[Data entries for graphics]

_ _ _

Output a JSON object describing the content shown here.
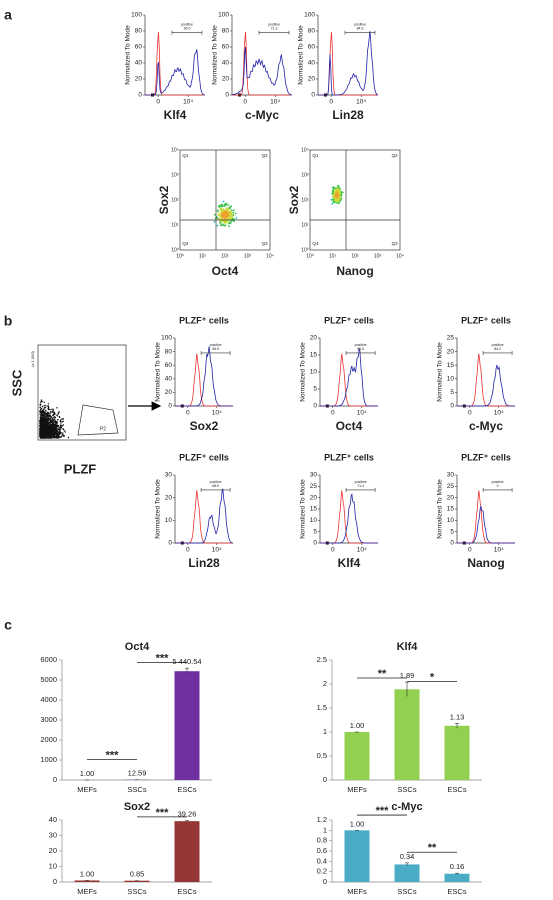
{
  "figure": {
    "panel_a": {
      "label": "a",
      "histograms": [
        {
          "marker": "Klf4",
          "ylabel": "Normalized To Mode",
          "ylim": [
            0,
            100
          ],
          "yticks": [
            0,
            20,
            40,
            60,
            80,
            100
          ],
          "xticks": [
            "0",
            "10⁴"
          ],
          "gate_label": "positive",
          "gate_value": "90.0"
        },
        {
          "marker": "c-Myc",
          "ylabel": "Normalized To Mode",
          "ylim": [
            0,
            100
          ],
          "yticks": [
            0,
            20,
            40,
            60,
            80,
            100
          ],
          "xticks": [
            "0",
            "10⁴"
          ],
          "gate_label": "positive",
          "gate_value": "71.3"
        },
        {
          "marker": "Lin28",
          "ylabel": "Normalized To Mode",
          "ylim": [
            0,
            100
          ],
          "yticks": [
            0,
            20,
            40,
            60,
            80,
            100
          ],
          "xticks": [
            "0",
            "10⁴"
          ],
          "gate_label": "positive",
          "gate_value": "84.5"
        }
      ],
      "scatters": [
        {
          "ylabel": "Sox2",
          "xlabel": "Oct4",
          "quadrants": [
            "Q1",
            "Q2",
            "Q3",
            "Q4"
          ],
          "ticks": [
            "10⁰",
            "10¹",
            "10²",
            "10³",
            "10⁴"
          ]
        },
        {
          "ylabel": "Sox2",
          "xlabel": "Nanog",
          "quadrants": [
            "Q1",
            "Q2",
            "Q3",
            "Q4"
          ],
          "ticks": [
            "10⁰",
            "10¹",
            "10²",
            "10³",
            "10⁴"
          ]
        }
      ]
    },
    "panel_b": {
      "label": "b",
      "gating": {
        "ylabel": "SSC",
        "xlabel": "PLZF",
        "unit": "(x 1,000)",
        "gate": "P2"
      },
      "histograms": [
        {
          "title": "PLZF⁺ cells",
          "marker": "Sox2",
          "ylabel": "Normalized To Mode",
          "ylim": [
            0,
            100
          ],
          "yticks": [
            0,
            20,
            40,
            60,
            80,
            100
          ],
          "xticks": [
            "0",
            "10⁴"
          ],
          "gate_label": "positive",
          "gate_value": "96.9"
        },
        {
          "title": "PLZF⁺ cells",
          "marker": "Oct4",
          "ylabel": "Normalized To Mode",
          "ylim": [
            0,
            20
          ],
          "yticks": [
            0,
            5,
            10,
            15,
            20
          ],
          "xticks": [
            "0",
            "10⁴"
          ],
          "gate_label": "positive",
          "gate_value": "56.5"
        },
        {
          "title": "PLZF⁺ cells",
          "marker": "c-Myc",
          "ylabel": "Normalized To Mode",
          "ylim": [
            0,
            25
          ],
          "yticks": [
            0,
            5,
            10,
            15,
            20,
            25
          ],
          "xticks": [
            "0",
            "10⁴"
          ],
          "gate_label": "positive",
          "gate_value": "84.2"
        },
        {
          "title": "PLZF⁺ cells",
          "marker": "Lin28",
          "ylabel": "Normalized To Mode",
          "ylim": [
            0,
            30
          ],
          "yticks": [
            0,
            10,
            20,
            30
          ],
          "xticks": [
            "0",
            "10⁴"
          ],
          "gate_label": "positive",
          "gate_value": "68.6"
        },
        {
          "title": "PLZF⁺ cells",
          "marker": "Klf4",
          "ylabel": "Normalized To Mode",
          "ylim": [
            0,
            30
          ],
          "yticks": [
            0,
            5,
            10,
            15,
            20,
            25,
            30
          ],
          "xticks": [
            "0",
            "10⁴"
          ],
          "gate_label": "positive",
          "gate_value": "71.4"
        },
        {
          "title": "PLZF⁺ cells",
          "marker": "Nanog",
          "ylabel": "Normalized To Mode",
          "ylim": [
            0,
            30
          ],
          "yticks": [
            0,
            5,
            10,
            15,
            20,
            25,
            30
          ],
          "xticks": [
            "0",
            "10⁴"
          ],
          "gate_label": "positive",
          "gate_value": "0"
        }
      ]
    },
    "panel_c": {
      "label": "c"
    }
  },
  "chart_data": [
    {
      "type": "bar",
      "title": "Oct4",
      "categories": [
        "MEFs",
        "SSCs",
        "ESCs"
      ],
      "values": [
        1,
        12.59,
        5440.54
      ],
      "value_labels": [
        "1.00",
        "12.59",
        "5 440.54"
      ],
      "errors": [
        0,
        1,
        150
      ],
      "color": "#7030a0",
      "ylim": [
        0,
        6000
      ],
      "yticks": [
        0,
        1000,
        2000,
        3000,
        4000,
        5000,
        6000
      ],
      "annotations": [
        "***",
        "***"
      ]
    },
    {
      "type": "bar",
      "title": "Klf4",
      "categories": [
        "MEFs",
        "SSCs",
        "ESCs"
      ],
      "values": [
        1,
        1.89,
        1.13
      ],
      "value_labels": [
        "1.00",
        "1.89",
        "1.13"
      ],
      "errors": [
        0,
        0.15,
        0.05
      ],
      "color": "#92d050",
      "ylim": [
        0,
        2.5
      ],
      "yticks": [
        0,
        0.5,
        1,
        1.5,
        2,
        2.5
      ],
      "annotations": [
        "**",
        "*"
      ]
    },
    {
      "type": "bar",
      "title": "Sox2",
      "categories": [
        "MEFs",
        "SSCs",
        "ESCs"
      ],
      "values": [
        1,
        0.85,
        39.26
      ],
      "value_labels": [
        "1.00",
        "0.85",
        "39.26"
      ],
      "errors": [
        0,
        0,
        0.3
      ],
      "color": "#953735",
      "ylim": [
        0,
        40
      ],
      "yticks": [
        0,
        10,
        20,
        30,
        40
      ],
      "annotations": [
        "***"
      ]
    },
    {
      "type": "bar",
      "title": "c-Myc",
      "categories": [
        "MEFs",
        "SSCs",
        "ESCs"
      ],
      "values": [
        1,
        0.34,
        0.16
      ],
      "value_labels": [
        "1.00",
        "0.34",
        "0.16"
      ],
      "errors": [
        0,
        0.03,
        0.01
      ],
      "color": "#4bacc6",
      "ylim": [
        0,
        1.2
      ],
      "yticks": [
        0,
        0.2,
        0.4,
        0.6,
        0.8,
        1,
        1.2
      ],
      "annotations": [
        "***",
        "**"
      ]
    }
  ]
}
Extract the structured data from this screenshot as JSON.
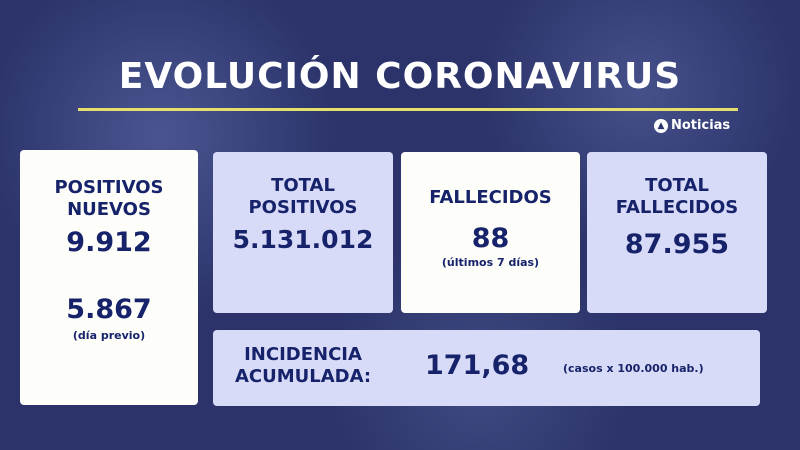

_ _ _

### YOUR TASK
Exactly as written, copy the entries above without their pictures.

### COMPLETED EXERCISE
Output a JSON object describing the content shown here.
{
  "figure": {
    "panel_a": {
      "label": "a",
      "histograms": [
        {
          "marker": "Klf4",
          "ylabel": "Normalized To Mode",
          "ylim": [
            0,
            100
          ],
          "yticks": [
            0,
            20,
            40,
            60,
            80,
            100
          ],
          "xticks": [
            "0",
            "10⁴"
          ],
          "gate_label": "positive",
          "gate_value": "90.0"
        },
        {
          "marker": "c-Myc",
          "ylabel": "Normalized To Mode",
          "ylim": [
            0,
            100
          ],
          "yticks": [
            0,
            20,
            40,
            60,
            80,
            100
          ],
          "xticks": [
            "0",
            "10⁴"
          ],
          "gate_label": "positive",
          "gate_value": "71.3"
        },
        {
          "marker": "Lin28",
          "ylabel": "Normalized To Mode",
          "ylim": [
            0,
            100
          ],
          "yticks": [
            0,
            20,
            40,
            60,
            80,
            100
          ],
          "xticks": [
            "0",
            "10⁴"
          ],
          "gate_label": "positive",
          "gate_value": "84.5"
        }
      ],
      "scatters": [
        {
          "ylabel": "Sox2",
          "xlabel": "Oct4",
          "quadrants": [
            "Q1",
            "Q2",
            "Q3",
            "Q4"
          ],
          "ticks": [
            "10⁰",
            "10¹",
            "10²",
            "10³",
            "10⁴"
          ]
        },
        {
          "ylabel": "Sox2",
          "xlabel": "Nanog",
          "quadrants": [
            "Q1",
            "Q2",
            "Q3",
            "Q4"
          ],
          "ticks": [
            "10⁰",
            "10¹",
            "10²",
            "10³",
            "10⁴"
          ]
        }
      ]
    },
    "panel_b": {
      "label": "b",
      "gating": {
        "ylabel": "SSC",
        "xlabel": "PLZF",
        "unit": "(x 1,000)",
        "gate": "P2"
      },
      "histograms": [
        {
          "title": "PLZF⁺ cells",
          "marker": "Sox2",
          "ylabel": "Normalized To Mode",
          "ylim": [
            0,
            100
          ],
          "yticks": [
            0,
            20,
            40,
            60,
            80,
            100
          ],
          "xticks": [
            "0",
            "10⁴"
          ],
          "gate_label": "positive",
          "gate_value": "96.9"
        },
        {
          "title": "PLZF⁺ cells",
          "marker": "Oct4",
          "ylabel": "Normalized To Mode",
          "ylim": [
            0,
            20
          ],
          "yticks": [
            0,
            5,
            10,
            15,
            20
          ],
          "xticks": [
            "0",
            "10⁴"
          ],
          "gate_label": "positive",
          "gate_value": "56.5"
        },
        {
          "title": "PLZF⁺ cells",
          "marker": "c-Myc",
          "ylabel": "Normalized To Mode",
          "ylim": [
            0,
            25
          ],
          "yticks": [
            0,
            5,
            10,
            15,
            20,
            25
          ],
          "xticks": [
            "0",
            "10⁴"
          ],
          "gate_label": "positive",
          "gate_value": "84.2"
        },
        {
          "title": "PLZF⁺ cells",
          "marker": "Lin28",
          "ylabel": "Normalized To Mode",
          "ylim": [
            0,
            30
          ],
          "yticks": [
            0,
            10,
            20,
            30
          ],
          "xticks": [
            "0",
            "10⁴"
          ],
          "gate_label": "positive",
          "gate_value": "68.6"
        },
        {
          "title": "PLZF⁺ cells",
          "marker": "Klf4",
          "ylabel": "Normalized To Mode",
          "ylim": [
            0,
            30
          ],
          "yticks": [
            0,
            5,
            10,
            15,
            20,
            25,
            30
          ],
          "xticks": [
            "0",
            "10⁴"
          ],
          "gate_label": "positive",
          "gate_value": "71.4"
        },
        {
          "title": "PLZF⁺ cells",
          "marker": "Nanog",
          "ylabel": "Normalized To Mode",
          "ylim": [
            0,
            30
          ],
          "yticks": [
            0,
            5,
            10,
            15,
            20,
            25,
            30
          ],
          "xticks": [
            "0",
            "10⁴"
          ],
          "gate_label": "positive",
          "gate_value": "0"
        }
      ]
    },
    "panel_c": {
      "label": "c"
    }
  },
  "chart_data": [
    {
      "type": "bar",
      "title": "Oct4",
      "categories": [
        "MEFs",
        "SSCs",
        "ESCs"
      ],
      "values": [
        1,
        12.59,
        5440.54
      ],
      "value_labels": [
        "1.00",
        "12.59",
        "5 440.54"
      ],
      "errors": [
        0,
        1,
        150
      ],
      "color": "#7030a0",
      "ylim": [
        0,
        6000
      ],
      "yticks": [
        0,
        1000,
        2000,
        3000,
        4000,
        5000,
        6000
      ],
      "annotations": [
        "***",
        "***"
      ]
    },
    {
      "type": "bar",
      "title": "Klf4",
      "categories": [
        "MEFs",
        "SSCs",
        "ESCs"
      ],
      "values": [
        1,
        1.89,
        1.13
      ],
      "value_labels": [
        "1.00",
        "1.89",
        "1.13"
      ],
      "errors": [
        0,
        0.15,
        0.05
      ],
      "color": "#92d050",
      "ylim": [
        0,
        2.5
      ],
      "yticks": [
        0,
        0.5,
        1,
        1.5,
        2,
        2.5
      ],
      "annotations": [
        "**",
        "*"
      ]
    },
    {
      "type": "bar",
      "title": "Sox2",
      "categories": [
        "MEFs",
        "SSCs",
        "ESCs"
      ],
      "values": [
        1,
        0.85,
        39.26
      ],
      "value_labels": [
        "1.00",
        "0.85",
        "39.26"
      ],
      "errors": [
        0,
        0,
        0.3
      ],
      "color": "#953735",
      "ylim": [
        0,
        40
      ],
      "yticks": [
        0,
        10,
        20,
        30,
        40
      ],
      "annotations": [
        "***"
      ]
    },
    {
      "type": "bar",
      "title": "c-Myc",
      "categories": [
        "MEFs",
        "SSCs",
        "ESCs"
      ],
      "values": [
        1,
        0.34,
        0.16
      ],
      "value_labels": [
        "1.00",
        "0.34",
        "0.16"
      ],
      "errors": [
        0,
        0.03,
        0.01
      ],
      "color": "#4bacc6",
      "ylim": [
        0,
        1.2
      ],
      "yticks": [
        0,
        0.2,
        0.4,
        0.6,
        0.8,
        1,
        1.2
      ],
      "annotations": [
        "***",
        "**"
      ]
    }
  ]
}
Extract the structured data from this screenshot as JSON.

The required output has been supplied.